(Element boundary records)
________________
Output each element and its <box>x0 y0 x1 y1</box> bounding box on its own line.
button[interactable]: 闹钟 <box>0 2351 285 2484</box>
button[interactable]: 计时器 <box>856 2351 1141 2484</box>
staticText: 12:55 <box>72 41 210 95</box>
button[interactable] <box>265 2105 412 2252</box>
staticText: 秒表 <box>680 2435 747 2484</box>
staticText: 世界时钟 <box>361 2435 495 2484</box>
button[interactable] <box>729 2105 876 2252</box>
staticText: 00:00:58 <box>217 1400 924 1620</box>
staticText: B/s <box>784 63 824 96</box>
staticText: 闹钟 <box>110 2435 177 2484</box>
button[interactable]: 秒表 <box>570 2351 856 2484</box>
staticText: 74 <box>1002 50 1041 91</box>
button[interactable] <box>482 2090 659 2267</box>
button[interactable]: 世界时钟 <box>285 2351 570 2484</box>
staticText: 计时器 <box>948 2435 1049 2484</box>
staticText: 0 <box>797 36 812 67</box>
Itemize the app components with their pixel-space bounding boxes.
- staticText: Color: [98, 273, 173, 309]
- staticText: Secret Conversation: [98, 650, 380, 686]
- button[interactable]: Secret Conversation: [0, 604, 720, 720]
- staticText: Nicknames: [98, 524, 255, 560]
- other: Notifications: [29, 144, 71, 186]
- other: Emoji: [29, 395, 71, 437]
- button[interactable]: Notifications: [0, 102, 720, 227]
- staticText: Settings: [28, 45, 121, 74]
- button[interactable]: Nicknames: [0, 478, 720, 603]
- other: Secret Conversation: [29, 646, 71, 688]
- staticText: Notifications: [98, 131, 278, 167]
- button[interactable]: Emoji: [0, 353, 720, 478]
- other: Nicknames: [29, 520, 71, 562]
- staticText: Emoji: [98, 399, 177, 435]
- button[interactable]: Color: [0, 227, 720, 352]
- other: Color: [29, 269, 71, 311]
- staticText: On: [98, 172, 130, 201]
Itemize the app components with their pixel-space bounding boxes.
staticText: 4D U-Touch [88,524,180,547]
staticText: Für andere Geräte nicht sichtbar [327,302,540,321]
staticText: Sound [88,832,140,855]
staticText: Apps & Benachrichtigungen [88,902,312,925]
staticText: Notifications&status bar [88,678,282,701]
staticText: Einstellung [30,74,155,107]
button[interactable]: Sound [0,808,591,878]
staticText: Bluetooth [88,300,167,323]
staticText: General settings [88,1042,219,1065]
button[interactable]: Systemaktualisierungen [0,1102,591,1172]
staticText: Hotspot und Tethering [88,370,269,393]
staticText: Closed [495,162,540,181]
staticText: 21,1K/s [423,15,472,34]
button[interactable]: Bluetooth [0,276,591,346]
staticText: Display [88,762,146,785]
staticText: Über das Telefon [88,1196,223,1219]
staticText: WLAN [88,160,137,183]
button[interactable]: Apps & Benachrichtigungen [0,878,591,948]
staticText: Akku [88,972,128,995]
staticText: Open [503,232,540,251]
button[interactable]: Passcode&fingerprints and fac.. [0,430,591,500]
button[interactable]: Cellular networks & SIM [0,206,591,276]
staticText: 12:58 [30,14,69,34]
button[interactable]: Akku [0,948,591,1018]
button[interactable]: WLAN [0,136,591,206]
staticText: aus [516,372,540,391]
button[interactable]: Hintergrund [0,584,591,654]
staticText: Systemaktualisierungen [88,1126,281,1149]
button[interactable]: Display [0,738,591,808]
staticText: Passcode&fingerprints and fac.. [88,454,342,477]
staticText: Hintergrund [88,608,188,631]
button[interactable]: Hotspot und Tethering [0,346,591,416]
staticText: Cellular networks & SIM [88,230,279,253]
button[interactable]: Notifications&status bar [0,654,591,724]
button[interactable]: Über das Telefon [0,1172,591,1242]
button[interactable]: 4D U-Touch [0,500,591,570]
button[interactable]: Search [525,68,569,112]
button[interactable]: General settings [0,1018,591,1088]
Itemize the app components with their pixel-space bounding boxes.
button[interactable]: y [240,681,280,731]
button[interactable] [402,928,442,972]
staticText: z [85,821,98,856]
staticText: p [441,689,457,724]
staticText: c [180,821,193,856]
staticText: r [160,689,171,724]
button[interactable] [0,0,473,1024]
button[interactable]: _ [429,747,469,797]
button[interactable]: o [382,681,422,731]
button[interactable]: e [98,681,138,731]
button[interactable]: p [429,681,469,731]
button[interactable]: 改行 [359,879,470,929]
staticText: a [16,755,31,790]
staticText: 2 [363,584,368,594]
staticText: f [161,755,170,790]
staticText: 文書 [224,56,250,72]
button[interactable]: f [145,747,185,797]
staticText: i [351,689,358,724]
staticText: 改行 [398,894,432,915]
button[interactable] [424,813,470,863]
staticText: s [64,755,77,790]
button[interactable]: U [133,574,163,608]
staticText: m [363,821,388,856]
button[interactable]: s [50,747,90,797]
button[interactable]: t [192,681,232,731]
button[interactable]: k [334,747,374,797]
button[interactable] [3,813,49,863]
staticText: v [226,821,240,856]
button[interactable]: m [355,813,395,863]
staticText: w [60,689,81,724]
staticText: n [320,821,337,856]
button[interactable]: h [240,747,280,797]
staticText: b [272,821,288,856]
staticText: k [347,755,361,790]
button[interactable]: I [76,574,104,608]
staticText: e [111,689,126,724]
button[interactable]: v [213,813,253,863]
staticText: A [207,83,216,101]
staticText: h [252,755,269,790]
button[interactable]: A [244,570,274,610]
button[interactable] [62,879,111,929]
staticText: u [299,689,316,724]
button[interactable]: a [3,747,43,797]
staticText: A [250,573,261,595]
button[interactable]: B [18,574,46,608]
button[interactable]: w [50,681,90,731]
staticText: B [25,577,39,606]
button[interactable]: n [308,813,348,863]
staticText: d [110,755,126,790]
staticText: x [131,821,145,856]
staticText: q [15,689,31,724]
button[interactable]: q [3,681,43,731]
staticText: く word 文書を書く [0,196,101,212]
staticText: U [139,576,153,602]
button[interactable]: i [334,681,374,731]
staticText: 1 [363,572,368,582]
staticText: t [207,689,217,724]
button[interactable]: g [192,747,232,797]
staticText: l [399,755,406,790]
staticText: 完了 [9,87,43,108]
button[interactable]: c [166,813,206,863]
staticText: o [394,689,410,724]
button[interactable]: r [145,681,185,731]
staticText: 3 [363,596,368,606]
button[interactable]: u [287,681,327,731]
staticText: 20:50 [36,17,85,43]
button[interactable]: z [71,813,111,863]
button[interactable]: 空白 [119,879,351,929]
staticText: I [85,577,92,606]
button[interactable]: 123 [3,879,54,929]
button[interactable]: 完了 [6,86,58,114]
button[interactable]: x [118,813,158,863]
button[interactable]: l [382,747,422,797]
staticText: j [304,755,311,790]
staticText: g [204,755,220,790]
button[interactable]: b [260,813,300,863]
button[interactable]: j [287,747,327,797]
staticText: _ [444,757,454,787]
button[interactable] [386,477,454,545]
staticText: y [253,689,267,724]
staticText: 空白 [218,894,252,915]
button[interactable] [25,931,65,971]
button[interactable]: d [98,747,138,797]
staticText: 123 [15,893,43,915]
________________
__Instructions to follow__
Reproduce verbatim every line from the start of the records through the line containing "button[interactable]: 秒表 <box>570", including both ends.

__Completed task__
Output each element and its <box>x0 y0 x1 y1</box> bounding box on its own line.
button[interactable]: 闹钟 <box>0 2351 285 2484</box>
button[interactable]: 计时器 <box>856 2351 1141 2484</box>
staticText: 12:55 <box>72 41 210 95</box>
button[interactable] <box>265 2105 412 2252</box>
staticText: 秒表 <box>680 2435 747 2484</box>
staticText: 世界时钟 <box>361 2435 495 2484</box>
button[interactable] <box>729 2105 876 2252</box>
staticText: 00:00:58 <box>217 1400 924 1620</box>
staticText: B/s <box>784 63 824 96</box>
staticText: 闹钟 <box>110 2435 177 2484</box>
button[interactable]: 秒表 <box>570 2351 856 2484</box>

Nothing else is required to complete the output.